[OBJECTIVE]: In full and without deviation, write out the entries that follow.

Stored entries:
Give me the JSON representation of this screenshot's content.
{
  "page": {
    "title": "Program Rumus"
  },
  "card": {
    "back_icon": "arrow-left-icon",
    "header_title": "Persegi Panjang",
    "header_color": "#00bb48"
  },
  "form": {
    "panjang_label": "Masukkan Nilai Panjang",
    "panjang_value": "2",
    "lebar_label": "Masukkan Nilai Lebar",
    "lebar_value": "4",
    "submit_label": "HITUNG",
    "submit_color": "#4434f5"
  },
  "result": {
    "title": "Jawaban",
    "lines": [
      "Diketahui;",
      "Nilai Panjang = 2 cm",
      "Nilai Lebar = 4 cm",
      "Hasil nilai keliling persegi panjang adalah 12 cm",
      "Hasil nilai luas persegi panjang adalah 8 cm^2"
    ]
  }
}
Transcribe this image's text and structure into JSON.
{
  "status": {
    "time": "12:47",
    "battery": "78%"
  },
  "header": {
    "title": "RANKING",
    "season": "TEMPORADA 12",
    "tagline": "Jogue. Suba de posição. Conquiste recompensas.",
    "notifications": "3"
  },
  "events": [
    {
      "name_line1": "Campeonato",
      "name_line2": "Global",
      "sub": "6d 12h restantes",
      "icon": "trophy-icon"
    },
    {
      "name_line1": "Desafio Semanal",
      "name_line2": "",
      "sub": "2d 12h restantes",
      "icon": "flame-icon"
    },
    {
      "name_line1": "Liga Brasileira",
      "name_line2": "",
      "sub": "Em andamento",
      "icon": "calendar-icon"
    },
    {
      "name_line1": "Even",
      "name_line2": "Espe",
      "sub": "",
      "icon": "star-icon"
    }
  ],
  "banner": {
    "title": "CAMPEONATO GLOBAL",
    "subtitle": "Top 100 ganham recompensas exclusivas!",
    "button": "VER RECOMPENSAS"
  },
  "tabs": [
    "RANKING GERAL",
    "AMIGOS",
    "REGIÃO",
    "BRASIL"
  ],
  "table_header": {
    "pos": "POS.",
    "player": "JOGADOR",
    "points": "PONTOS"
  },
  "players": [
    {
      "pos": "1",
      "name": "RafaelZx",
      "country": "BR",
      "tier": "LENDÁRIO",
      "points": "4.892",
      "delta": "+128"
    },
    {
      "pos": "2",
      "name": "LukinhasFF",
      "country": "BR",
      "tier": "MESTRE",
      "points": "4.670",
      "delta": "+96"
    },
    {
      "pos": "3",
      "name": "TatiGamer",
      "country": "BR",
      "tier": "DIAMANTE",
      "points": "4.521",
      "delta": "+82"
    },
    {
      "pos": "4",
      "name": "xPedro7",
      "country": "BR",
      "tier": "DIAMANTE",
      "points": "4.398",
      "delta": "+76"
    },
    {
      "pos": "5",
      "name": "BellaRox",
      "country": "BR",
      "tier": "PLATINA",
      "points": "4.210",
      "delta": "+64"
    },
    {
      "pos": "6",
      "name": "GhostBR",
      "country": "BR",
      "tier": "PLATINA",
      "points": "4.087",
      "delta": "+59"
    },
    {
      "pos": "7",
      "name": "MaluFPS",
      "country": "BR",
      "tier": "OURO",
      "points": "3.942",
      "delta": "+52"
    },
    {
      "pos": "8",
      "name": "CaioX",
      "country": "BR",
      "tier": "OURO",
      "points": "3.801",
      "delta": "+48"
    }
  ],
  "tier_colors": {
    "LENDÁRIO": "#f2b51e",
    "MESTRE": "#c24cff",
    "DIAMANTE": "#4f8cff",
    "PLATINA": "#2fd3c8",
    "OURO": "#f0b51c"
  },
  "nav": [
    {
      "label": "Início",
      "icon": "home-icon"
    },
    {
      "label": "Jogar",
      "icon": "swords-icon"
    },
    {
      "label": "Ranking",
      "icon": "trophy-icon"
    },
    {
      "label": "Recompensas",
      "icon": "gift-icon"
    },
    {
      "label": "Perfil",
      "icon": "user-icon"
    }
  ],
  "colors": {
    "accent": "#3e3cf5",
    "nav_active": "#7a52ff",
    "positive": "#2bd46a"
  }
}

[RESULT FOR THIS TASK]:
Give me the JSON representation of this screenshot's content.
{
  "page": {
    "title": "Program Rumus"
  },
  "card": {
    "back_icon": "arrow-left-icon",
    "header_title": "Persegi Panjang",
    "header_color": "#00bb48"
  },
  "form": {
    "panjang_label": "Masukkan Nilai Panjang",
    "panjang_value": "2",
    "lebar_label": "Masukkan Nilai Lebar",
    "lebar_value": "4",
    "submit_label": "HITUNG",
    "submit_color": "#4434f5"
  },
  "result": {
    "title": "Jawaban",
    "lines": [
      "Diketahui;",
      "Nilai Panjang = 2 cm",
      "Nilai Lebar = 4 cm",
      "Hasil nilai keliling persegi panjang adalah 12 cm",
      "Hasil nilai luas persegi panjang adalah 8 cm^2"
    ]
  }
}
Transcribe this image's text and structure into JSON.
{
  "status": {
    "time": "12:47",
    "battery": "78%"
  },
  "header": {
    "title": "RANKING",
    "season": "TEMPORADA 12",
    "tagline": "Jogue. Suba de posição. Conquiste recompensas.",
    "notifications": "3"
  },
  "events": [
    {
      "name_line1": "Campeonato",
      "name_line2": "Global",
      "sub": "6d 12h restantes",
      "icon": "trophy-icon"
    },
    {
      "name_line1": "Desafio Semanal",
      "name_line2": "",
      "sub": "2d 12h restantes",
      "icon": "flame-icon"
    },
    {
      "name_line1": "Liga Brasileira",
      "name_line2": "",
      "sub": "Em andamento",
      "icon": "calendar-icon"
    },
    {
      "name_line1": "Even",
      "name_line2": "Espe",
      "sub": "",
      "icon": "star-icon"
    }
  ],
  "banner": {
    "title": "CAMPEONATO GLOBAL",
    "subtitle": "Top 100 ganham recompensas exclusivas!",
    "button": "VER RECOMPENSAS"
  },
  "tabs": [
    "RANKING GERAL",
    "AMIGOS",
    "REGIÃO",
    "BRASIL"
  ],
  "table_header": {
    "pos": "POS.",
    "player": "JOGADOR",
    "points": "PONTOS"
  },
  "players": [
    {
      "pos": "1",
      "name": "RafaelZx",
      "country": "BR",
      "tier": "LENDÁRIO",
      "points": "4.892",
      "delta": "+128"
    },
    {
      "pos": "2",
      "name": "LukinhasFF",
      "country": "BR",
      "tier": "MESTRE",
      "points": "4.670",
      "delta": "+96"
    },
    {
      "pos": "3",
      "name": "TatiGamer",
      "country": "BR",
      "tier": "DIAMANTE",
      "points": "4.521",
      "delta": "+82"
    },
    {
      "pos": "4",
      "name": "xPedro7",
      "country": "BR",
      "tier": "DIAMANTE",
      "points": "4.398",
      "delta": "+76"
    },
    {
      "pos": "5",
      "name": "BellaRox",
      "country": "BR",
      "tier": "PLATINA",
      "points": "4.210",
      "delta": "+64"
    },
    {
      "pos": "6",
      "name": "GhostBR",
      "country": "BR",
      "tier": "PLATINA",
      "points": "4.087",
      "delta": "+59"
    },
    {
      "pos": "7",
      "name": "MaluFPS",
      "country": "BR",
      "tier": "OURO",
      "points": "3.942",
      "delta": "+52"
    },
    {
      "pos": "8",
      "name": "CaioX",
      "country": "BR",
      "tier": "OURO",
      "points": "3.801",
      "delta": "+48"
    }
  ],
  "tier_colors": {
    "LENDÁRIO": "#f2b51e",
    "MESTRE": "#c24cff",
    "DIAMANTE": "#4f8cff",
    "PLATINA": "#2fd3c8",
    "OURO": "#f0b51c"
  },
  "nav": [
    {
      "label": "Início",
      "icon": "home-icon"
    },
    {
      "label": "Jogar",
      "icon": "swords-icon"
    },
    {
      "label": "Ranking",
      "icon": "trophy-icon"
    },
    {
      "label": "Recompensas",
      "icon": "gift-icon"
    },
    {
      "label": "Perfil",
      "icon": "user-icon"
    }
  ],
  "colors": {
    "accent": "#3e3cf5",
    "nav_active": "#7a52ff",
    "positive": "#2bd46a"
  }
}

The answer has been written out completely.